Repeat the entire listing exactly.

**DATASET RECORDS:**
-----

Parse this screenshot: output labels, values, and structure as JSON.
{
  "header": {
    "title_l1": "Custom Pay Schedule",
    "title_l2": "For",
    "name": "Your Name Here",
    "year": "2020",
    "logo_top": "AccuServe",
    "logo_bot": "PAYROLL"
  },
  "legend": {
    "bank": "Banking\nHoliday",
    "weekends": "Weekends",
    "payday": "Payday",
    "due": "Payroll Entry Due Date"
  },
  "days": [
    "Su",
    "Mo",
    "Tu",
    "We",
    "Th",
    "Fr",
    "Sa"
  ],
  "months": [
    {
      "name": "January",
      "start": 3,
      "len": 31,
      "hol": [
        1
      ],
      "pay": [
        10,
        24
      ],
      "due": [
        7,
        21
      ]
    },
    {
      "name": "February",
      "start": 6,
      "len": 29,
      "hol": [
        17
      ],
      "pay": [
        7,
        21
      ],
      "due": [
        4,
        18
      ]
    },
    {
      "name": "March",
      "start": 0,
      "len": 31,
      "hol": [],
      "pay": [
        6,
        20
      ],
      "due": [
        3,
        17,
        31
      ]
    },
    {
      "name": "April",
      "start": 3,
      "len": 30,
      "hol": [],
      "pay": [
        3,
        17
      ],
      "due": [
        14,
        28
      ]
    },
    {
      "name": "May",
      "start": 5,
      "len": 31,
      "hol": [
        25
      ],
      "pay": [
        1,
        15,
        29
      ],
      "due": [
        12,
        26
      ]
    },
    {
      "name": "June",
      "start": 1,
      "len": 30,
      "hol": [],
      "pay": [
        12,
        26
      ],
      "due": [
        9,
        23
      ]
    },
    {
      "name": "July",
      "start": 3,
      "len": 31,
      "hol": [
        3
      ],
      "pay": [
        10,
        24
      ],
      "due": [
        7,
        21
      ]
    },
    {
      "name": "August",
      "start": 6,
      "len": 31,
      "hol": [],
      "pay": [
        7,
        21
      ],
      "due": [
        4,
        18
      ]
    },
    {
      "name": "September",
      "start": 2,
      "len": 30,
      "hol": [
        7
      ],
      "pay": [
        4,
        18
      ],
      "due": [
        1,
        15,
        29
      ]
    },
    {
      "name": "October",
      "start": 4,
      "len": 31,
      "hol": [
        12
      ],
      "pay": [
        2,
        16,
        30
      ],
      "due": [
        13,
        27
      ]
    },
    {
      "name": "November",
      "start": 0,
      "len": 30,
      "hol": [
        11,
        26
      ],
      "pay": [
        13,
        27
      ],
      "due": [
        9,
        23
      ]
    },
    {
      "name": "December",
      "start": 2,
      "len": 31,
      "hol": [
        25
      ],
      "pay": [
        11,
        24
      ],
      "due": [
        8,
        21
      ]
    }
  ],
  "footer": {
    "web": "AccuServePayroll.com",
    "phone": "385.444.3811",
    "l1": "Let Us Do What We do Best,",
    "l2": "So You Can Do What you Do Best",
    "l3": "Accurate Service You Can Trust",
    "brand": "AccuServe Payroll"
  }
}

-----

**RESPONSE BELOW:**
Parse this screenshot: output labels, values, and structure as JSON.
{
  "header": {
    "title_l1": "Custom Pay Schedule",
    "title_l2": "For",
    "name": "Your Name Here",
    "year": "2020",
    "logo_top": "AccuServe",
    "logo_bot": "PAYROLL"
  },
  "legend": {
    "bank": "Banking\nHoliday",
    "weekends": "Weekends",
    "payday": "Payday",
    "due": "Payroll Entry Due Date"
  },
  "days": [
    "Su",
    "Mo",
    "Tu",
    "We",
    "Th",
    "Fr",
    "Sa"
  ],
  "months": [
    {
      "name": "January",
      "start": 3,
      "len": 31,
      "hol": [
        1
      ],
      "pay": [
        10,
        24
      ],
      "due": [
        7,
        21
      ]
    },
    {
      "name": "February",
      "start": 6,
      "len": 29,
      "hol": [
        17
      ],
      "pay": [
        7,
        21
      ],
      "due": [
        4,
        18
      ]
    },
    {
      "name": "March",
      "start": 0,
      "len": 31,
      "hol": [],
      "pay": [
        6,
        20
      ],
      "due": [
        3,
        17,
        31
      ]
    },
    {
      "name": "April",
      "start": 3,
      "len": 30,
      "hol": [],
      "pay": [
        3,
        17
      ],
      "due": [
        14,
        28
      ]
    },
    {
      "name": "May",
      "start": 5,
      "len": 31,
      "hol": [
        25
      ],
      "pay": [
        1,
        15,
        29
      ],
      "due": [
        12,
        26
      ]
    },
    {
      "name": "June",
      "start": 1,
      "len": 30,
      "hol": [],
      "pay": [
        12,
        26
      ],
      "due": [
        9,
        23
      ]
    },
    {
      "name": "July",
      "start": 3,
      "len": 31,
      "hol": [
        3
      ],
      "pay": [
        10,
        24
      ],
      "due": [
        7,
        21
      ]
    },
    {
      "name": "August",
      "start": 6,
      "len": 31,
      "hol": [],
      "pay": [
        7,
        21
      ],
      "due": [
        4,
        18
      ]
    },
    {
      "name": "September",
      "start": 2,
      "len": 30,
      "hol": [
        7
      ],
      "pay": [
        4,
        18
      ],
      "due": [
        1,
        15,
        29
      ]
    },
    {
      "name": "October",
      "start": 4,
      "len": 31,
      "hol": [
        12
      ],
      "pay": [
        2,
        16,
        30
      ],
      "due": [
        13,
        27
      ]
    },
    {
      "name": "November",
      "start": 0,
      "len": 30,
      "hol": [
        11,
        26
      ],
      "pay": [
        13,
        27
      ],
      "due": [
        9,
        23
      ]
    },
    {
      "name": "December",
      "start": 2,
      "len": 31,
      "hol": [
        25
      ],
      "pay": [
        11,
        24
      ],
      "due": [
        8,
        21
      ]
    }
  ],
  "footer": {
    "web": "AccuServePayroll.com",
    "phone": "385.444.3811",
    "l1": "Let Us Do What We do Best,",
    "l2": "So You Can Do What you Do Best",
    "l3": "Accurate Service You Can Trust",
    "brand": "AccuServe Payroll"
  }
}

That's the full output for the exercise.